[Figure contents as structured data]
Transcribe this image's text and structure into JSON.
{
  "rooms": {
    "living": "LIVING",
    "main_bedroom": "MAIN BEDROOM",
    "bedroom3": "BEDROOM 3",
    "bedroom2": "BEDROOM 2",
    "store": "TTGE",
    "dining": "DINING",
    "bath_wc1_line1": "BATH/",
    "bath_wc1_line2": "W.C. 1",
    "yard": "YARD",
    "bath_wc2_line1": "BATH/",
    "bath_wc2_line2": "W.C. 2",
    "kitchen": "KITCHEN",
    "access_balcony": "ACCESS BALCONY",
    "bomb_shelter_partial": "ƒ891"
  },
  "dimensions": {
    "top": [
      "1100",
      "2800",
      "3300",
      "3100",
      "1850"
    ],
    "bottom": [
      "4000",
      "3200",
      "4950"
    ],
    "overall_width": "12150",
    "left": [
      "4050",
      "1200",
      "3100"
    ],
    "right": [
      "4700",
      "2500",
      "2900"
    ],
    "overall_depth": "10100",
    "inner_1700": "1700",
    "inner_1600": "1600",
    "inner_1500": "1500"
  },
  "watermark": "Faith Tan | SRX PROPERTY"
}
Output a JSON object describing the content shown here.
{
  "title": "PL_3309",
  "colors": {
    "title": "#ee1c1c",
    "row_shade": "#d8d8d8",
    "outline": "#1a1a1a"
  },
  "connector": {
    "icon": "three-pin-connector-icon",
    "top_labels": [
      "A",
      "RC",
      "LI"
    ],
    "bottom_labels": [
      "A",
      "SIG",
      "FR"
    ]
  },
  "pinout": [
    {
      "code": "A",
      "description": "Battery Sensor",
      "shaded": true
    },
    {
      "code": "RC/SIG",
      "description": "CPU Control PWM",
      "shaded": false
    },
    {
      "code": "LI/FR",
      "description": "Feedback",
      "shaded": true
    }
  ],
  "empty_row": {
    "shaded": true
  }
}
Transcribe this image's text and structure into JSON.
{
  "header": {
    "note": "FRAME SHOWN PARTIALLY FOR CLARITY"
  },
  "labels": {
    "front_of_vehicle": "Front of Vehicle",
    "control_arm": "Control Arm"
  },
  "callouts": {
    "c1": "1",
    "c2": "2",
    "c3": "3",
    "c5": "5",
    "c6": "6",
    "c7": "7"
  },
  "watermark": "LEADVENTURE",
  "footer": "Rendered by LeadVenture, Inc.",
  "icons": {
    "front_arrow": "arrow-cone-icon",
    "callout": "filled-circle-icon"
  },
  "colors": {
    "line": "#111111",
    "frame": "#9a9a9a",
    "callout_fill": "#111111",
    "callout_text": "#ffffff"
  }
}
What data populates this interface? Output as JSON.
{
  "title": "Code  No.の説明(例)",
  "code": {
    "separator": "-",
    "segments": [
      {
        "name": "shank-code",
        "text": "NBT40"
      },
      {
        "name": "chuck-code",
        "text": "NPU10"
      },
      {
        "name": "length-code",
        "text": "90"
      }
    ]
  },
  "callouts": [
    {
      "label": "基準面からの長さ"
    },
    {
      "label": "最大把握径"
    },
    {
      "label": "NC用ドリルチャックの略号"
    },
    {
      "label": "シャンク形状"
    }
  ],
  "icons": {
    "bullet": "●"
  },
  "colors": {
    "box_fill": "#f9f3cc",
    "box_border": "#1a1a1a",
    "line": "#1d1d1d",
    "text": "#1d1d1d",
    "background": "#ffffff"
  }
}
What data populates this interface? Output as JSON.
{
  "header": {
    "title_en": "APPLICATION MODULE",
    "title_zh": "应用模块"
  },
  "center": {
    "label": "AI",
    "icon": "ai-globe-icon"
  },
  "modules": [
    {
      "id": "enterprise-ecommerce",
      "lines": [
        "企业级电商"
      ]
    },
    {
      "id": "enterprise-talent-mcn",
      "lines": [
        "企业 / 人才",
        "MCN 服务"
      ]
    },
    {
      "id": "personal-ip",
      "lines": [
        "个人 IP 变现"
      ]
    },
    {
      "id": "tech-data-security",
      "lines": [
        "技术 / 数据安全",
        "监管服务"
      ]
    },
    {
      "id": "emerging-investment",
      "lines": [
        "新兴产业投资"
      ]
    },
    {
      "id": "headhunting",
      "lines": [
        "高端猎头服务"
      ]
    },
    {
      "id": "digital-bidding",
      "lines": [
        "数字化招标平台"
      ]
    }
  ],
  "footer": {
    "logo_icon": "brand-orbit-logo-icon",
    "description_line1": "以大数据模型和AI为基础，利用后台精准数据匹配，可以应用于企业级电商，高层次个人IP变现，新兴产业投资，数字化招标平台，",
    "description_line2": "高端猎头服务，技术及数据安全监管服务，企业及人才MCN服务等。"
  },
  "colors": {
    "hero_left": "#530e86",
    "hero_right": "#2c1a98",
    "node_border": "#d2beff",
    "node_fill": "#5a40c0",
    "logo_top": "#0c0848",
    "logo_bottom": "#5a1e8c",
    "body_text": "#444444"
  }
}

SET EXERCISE. Copy out all of the lines above exactly.

SOLUTION TO THE PROBLEM.
Transcribe this image's text and structure into JSON.
{
  "rooms": {
    "living": "LIVING",
    "main_bedroom": "MAIN BEDROOM",
    "bedroom3": "BEDROOM 3",
    "bedroom2": "BEDROOM 2",
    "store": "TTGE",
    "dining": "DINING",
    "bath_wc1_line1": "BATH/",
    "bath_wc1_line2": "W.C. 1",
    "yard": "YARD",
    "bath_wc2_line1": "BATH/",
    "bath_wc2_line2": "W.C. 2",
    "kitchen": "KITCHEN",
    "access_balcony": "ACCESS BALCONY",
    "bomb_shelter_partial": "ƒ891"
  },
  "dimensions": {
    "top": [
      "1100",
      "2800",
      "3300",
      "3100",
      "1850"
    ],
    "bottom": [
      "4000",
      "3200",
      "4950"
    ],
    "overall_width": "12150",
    "left": [
      "4050",
      "1200",
      "3100"
    ],
    "right": [
      "4700",
      "2500",
      "2900"
    ],
    "overall_depth": "10100",
    "inner_1700": "1700",
    "inner_1600": "1600",
    "inner_1500": "1500"
  },
  "watermark": "Faith Tan | SRX PROPERTY"
}
Output a JSON object describing the content shown here.
{
  "title": "PL_3309",
  "colors": {
    "title": "#ee1c1c",
    "row_shade": "#d8d8d8",
    "outline": "#1a1a1a"
  },
  "connector": {
    "icon": "three-pin-connector-icon",
    "top_labels": [
      "A",
      "RC",
      "LI"
    ],
    "bottom_labels": [
      "A",
      "SIG",
      "FR"
    ]
  },
  "pinout": [
    {
      "code": "A",
      "description": "Battery Sensor",
      "shaded": true
    },
    {
      "code": "RC/SIG",
      "description": "CPU Control PWM",
      "shaded": false
    },
    {
      "code": "LI/FR",
      "description": "Feedback",
      "shaded": true
    }
  ],
  "empty_row": {
    "shaded": true
  }
}
Transcribe this image's text and structure into JSON.
{
  "header": {
    "note": "FRAME SHOWN PARTIALLY FOR CLARITY"
  },
  "labels": {
    "front_of_vehicle": "Front of Vehicle",
    "control_arm": "Control Arm"
  },
  "callouts": {
    "c1": "1",
    "c2": "2",
    "c3": "3",
    "c5": "5",
    "c6": "6",
    "c7": "7"
  },
  "watermark": "LEADVENTURE",
  "footer": "Rendered by LeadVenture, Inc.",
  "icons": {
    "front_arrow": "arrow-cone-icon",
    "callout": "filled-circle-icon"
  },
  "colors": {
    "line": "#111111",
    "frame": "#9a9a9a",
    "callout_fill": "#111111",
    "callout_text": "#ffffff"
  }
}
What data populates this interface? Output as JSON.
{
  "title": "Code  No.の説明(例)",
  "code": {
    "separator": "-",
    "segments": [
      {
        "name": "shank-code",
        "text": "NBT40"
      },
      {
        "name": "chuck-code",
        "text": "NPU10"
      },
      {
        "name": "length-code",
        "text": "90"
      }
    ]
  },
  "callouts": [
    {
      "label": "基準面からの長さ"
    },
    {
      "label": "最大把握径"
    },
    {
      "label": "NC用ドリルチャックの略号"
    },
    {
      "label": "シャンク形状"
    }
  ],
  "icons": {
    "bullet": "●"
  },
  "colors": {
    "box_fill": "#f9f3cc",
    "box_border": "#1a1a1a",
    "line": "#1d1d1d",
    "text": "#1d1d1d",
    "background": "#ffffff"
  }
}
What data populates this interface? Output as JSON.
{
  "header": {
    "title_en": "APPLICATION MODULE",
    "title_zh": "应用模块"
  },
  "center": {
    "label": "AI",
    "icon": "ai-globe-icon"
  },
  "modules": [
    {
      "id": "enterprise-ecommerce",
      "lines": [
        "企业级电商"
      ]
    },
    {
      "id": "enterprise-talent-mcn",
      "lines": [
        "企业 / 人才",
        "MCN 服务"
      ]
    },
    {
      "id": "personal-ip",
      "lines": [
        "个人 IP 变现"
      ]
    },
    {
      "id": "tech-data-security",
      "lines": [
        "技术 / 数据安全",
        "监管服务"
      ]
    },
    {
      "id": "emerging-investment",
      "lines": [
        "新兴产业投资"
      ]
    },
    {
      "id": "headhunting",
      "lines": [
        "高端猎头服务"
      ]
    },
    {
      "id": "digital-bidding",
      "lines": [
        "数字化招标平台"
      ]
    }
  ],
  "footer": {
    "logo_icon": "brand-orbit-logo-icon",
    "description_line1": "以大数据模型和AI为基础，利用后台精准数据匹配，可以应用于企业级电商，高层次个人IP变现，新兴产业投资，数字化招标平台，",
    "description_line2": "高端猎头服务，技术及数据安全监管服务，企业及人才MCN服务等。"
  },
  "colors": {
    "hero_left": "#530e86",
    "hero_right": "#2c1a98",
    "node_border": "#d2beff",
    "node_fill": "#5a40c0",
    "logo_top": "#0c0848",
    "logo_bottom": "#5a1e8c",
    "body_text": "#444444"
  }
}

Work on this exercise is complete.